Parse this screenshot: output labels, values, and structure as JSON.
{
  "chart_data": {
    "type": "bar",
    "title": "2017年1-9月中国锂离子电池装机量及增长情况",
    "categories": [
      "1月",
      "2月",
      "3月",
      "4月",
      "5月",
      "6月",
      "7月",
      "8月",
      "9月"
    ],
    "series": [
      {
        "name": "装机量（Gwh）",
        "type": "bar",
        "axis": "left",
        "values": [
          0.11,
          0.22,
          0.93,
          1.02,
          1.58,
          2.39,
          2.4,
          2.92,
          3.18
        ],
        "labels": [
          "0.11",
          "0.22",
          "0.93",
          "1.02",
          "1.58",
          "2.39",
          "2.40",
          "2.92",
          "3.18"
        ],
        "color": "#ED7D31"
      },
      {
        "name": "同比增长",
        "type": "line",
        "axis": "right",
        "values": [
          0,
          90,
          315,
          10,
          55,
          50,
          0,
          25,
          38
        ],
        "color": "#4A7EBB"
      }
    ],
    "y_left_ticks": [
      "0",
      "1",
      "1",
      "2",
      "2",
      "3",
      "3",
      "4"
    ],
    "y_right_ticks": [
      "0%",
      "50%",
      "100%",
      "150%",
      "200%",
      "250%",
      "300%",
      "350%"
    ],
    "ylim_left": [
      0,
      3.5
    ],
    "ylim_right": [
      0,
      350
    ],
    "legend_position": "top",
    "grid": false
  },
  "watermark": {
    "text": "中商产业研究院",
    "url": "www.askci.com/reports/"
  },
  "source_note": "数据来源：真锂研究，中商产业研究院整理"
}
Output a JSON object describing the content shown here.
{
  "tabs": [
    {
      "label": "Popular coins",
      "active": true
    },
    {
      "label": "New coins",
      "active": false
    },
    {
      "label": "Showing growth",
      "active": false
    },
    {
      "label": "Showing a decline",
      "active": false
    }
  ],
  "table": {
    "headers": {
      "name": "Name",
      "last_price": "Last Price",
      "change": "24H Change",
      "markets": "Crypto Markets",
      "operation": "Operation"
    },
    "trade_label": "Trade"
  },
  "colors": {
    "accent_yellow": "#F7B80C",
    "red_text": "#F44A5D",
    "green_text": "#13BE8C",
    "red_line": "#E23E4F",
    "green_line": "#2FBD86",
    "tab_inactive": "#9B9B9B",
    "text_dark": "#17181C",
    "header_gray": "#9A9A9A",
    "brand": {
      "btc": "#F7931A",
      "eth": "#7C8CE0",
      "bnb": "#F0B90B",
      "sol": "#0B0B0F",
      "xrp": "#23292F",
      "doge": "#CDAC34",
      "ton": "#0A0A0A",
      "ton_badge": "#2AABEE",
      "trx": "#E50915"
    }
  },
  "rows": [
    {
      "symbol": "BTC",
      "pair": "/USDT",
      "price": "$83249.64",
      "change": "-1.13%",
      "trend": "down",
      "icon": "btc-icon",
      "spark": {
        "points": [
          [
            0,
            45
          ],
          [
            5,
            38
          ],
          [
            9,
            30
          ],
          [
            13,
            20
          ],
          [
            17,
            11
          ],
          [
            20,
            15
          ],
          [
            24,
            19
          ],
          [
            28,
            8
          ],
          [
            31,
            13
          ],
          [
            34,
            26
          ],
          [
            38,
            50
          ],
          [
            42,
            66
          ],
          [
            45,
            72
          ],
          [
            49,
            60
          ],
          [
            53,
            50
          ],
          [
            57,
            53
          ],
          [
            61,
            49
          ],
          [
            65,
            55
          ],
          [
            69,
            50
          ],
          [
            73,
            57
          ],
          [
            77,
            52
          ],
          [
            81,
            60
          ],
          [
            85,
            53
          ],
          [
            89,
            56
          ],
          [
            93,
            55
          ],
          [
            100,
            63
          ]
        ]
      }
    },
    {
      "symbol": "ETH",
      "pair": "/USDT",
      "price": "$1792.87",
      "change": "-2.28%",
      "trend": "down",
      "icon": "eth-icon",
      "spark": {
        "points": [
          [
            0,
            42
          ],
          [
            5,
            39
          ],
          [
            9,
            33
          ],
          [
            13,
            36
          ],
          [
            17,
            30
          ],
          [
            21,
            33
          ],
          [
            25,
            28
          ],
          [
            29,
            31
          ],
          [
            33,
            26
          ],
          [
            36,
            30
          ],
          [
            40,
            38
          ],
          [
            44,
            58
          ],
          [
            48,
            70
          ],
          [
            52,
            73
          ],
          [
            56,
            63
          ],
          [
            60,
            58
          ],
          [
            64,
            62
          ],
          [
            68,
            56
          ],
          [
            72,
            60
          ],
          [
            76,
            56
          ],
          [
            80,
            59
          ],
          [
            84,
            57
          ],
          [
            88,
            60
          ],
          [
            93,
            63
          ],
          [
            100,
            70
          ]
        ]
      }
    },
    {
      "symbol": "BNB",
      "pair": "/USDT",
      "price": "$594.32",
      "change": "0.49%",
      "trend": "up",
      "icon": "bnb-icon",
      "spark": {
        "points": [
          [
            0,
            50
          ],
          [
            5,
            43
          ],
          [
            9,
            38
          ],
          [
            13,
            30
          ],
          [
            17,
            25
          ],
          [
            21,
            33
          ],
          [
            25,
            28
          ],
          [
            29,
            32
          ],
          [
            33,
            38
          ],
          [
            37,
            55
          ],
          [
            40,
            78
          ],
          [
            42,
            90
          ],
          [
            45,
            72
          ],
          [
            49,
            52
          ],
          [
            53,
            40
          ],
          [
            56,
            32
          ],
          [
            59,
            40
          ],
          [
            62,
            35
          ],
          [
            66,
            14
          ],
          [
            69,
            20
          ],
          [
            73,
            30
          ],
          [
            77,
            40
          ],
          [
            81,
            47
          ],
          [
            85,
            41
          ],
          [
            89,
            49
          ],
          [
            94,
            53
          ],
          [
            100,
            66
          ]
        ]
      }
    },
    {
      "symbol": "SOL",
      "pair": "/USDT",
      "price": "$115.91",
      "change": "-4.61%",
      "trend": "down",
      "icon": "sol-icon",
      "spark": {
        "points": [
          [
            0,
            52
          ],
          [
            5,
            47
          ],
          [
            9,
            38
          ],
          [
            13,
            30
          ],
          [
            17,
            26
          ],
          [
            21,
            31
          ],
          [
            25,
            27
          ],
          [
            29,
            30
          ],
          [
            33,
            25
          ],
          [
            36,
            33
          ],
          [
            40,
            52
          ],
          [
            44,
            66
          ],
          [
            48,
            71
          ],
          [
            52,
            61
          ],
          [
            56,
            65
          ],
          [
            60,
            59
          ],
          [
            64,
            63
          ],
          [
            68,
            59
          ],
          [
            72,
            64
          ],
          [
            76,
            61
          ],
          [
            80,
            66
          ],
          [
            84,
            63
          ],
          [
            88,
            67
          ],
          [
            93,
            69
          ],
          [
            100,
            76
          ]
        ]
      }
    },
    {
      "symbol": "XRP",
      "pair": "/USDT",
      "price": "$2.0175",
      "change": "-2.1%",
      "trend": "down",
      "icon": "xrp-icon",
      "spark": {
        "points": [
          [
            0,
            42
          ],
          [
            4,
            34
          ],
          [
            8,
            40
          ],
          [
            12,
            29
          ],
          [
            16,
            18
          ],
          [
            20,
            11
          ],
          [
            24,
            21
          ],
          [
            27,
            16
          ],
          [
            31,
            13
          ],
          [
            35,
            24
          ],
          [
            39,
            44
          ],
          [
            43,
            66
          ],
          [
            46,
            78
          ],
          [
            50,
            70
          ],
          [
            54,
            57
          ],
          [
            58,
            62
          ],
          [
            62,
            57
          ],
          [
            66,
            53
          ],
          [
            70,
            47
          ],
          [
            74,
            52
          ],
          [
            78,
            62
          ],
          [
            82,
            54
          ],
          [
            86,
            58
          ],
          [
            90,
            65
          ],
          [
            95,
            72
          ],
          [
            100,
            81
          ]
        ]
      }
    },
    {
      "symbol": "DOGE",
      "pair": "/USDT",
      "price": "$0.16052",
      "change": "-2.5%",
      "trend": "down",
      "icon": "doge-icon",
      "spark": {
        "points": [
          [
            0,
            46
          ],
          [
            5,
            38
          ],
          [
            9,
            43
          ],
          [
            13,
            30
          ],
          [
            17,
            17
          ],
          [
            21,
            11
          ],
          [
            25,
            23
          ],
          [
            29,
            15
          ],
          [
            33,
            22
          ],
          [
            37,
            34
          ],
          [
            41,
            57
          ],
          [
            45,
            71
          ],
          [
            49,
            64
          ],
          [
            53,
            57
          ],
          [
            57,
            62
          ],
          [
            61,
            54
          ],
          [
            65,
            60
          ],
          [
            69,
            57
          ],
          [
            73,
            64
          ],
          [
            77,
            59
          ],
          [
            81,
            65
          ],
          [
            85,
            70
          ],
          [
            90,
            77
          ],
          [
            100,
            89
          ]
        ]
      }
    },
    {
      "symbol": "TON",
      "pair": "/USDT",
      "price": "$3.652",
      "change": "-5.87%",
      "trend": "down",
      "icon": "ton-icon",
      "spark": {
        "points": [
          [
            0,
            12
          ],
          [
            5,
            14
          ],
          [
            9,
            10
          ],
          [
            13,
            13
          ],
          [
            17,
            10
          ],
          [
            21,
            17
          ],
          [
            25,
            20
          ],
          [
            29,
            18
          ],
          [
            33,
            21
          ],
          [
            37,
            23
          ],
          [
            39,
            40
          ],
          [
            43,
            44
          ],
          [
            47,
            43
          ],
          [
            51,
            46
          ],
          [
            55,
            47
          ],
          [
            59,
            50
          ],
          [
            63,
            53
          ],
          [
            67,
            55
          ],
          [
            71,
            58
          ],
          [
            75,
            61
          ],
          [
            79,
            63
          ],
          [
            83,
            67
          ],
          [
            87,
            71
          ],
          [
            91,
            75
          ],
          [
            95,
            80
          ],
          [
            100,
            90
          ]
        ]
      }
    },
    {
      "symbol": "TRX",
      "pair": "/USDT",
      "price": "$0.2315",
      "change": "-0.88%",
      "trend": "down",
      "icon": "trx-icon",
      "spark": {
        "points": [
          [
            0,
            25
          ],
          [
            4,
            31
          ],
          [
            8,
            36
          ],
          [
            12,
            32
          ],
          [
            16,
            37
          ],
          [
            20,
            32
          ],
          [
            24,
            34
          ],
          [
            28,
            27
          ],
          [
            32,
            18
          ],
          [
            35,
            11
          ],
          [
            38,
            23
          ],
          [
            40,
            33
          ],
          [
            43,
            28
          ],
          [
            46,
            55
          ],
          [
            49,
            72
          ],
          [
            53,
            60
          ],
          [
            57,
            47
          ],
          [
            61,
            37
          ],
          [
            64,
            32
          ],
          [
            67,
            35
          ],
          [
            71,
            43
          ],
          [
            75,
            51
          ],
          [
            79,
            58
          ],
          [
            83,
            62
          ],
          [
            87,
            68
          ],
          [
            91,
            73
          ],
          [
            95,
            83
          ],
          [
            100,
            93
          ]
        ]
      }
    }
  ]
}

------------

- **DIRECTIVE**
Which lines include the word "coins"? List them all.

- **ANSWER BELOW**
      "label": "Popular coins",
      "label": "New coins",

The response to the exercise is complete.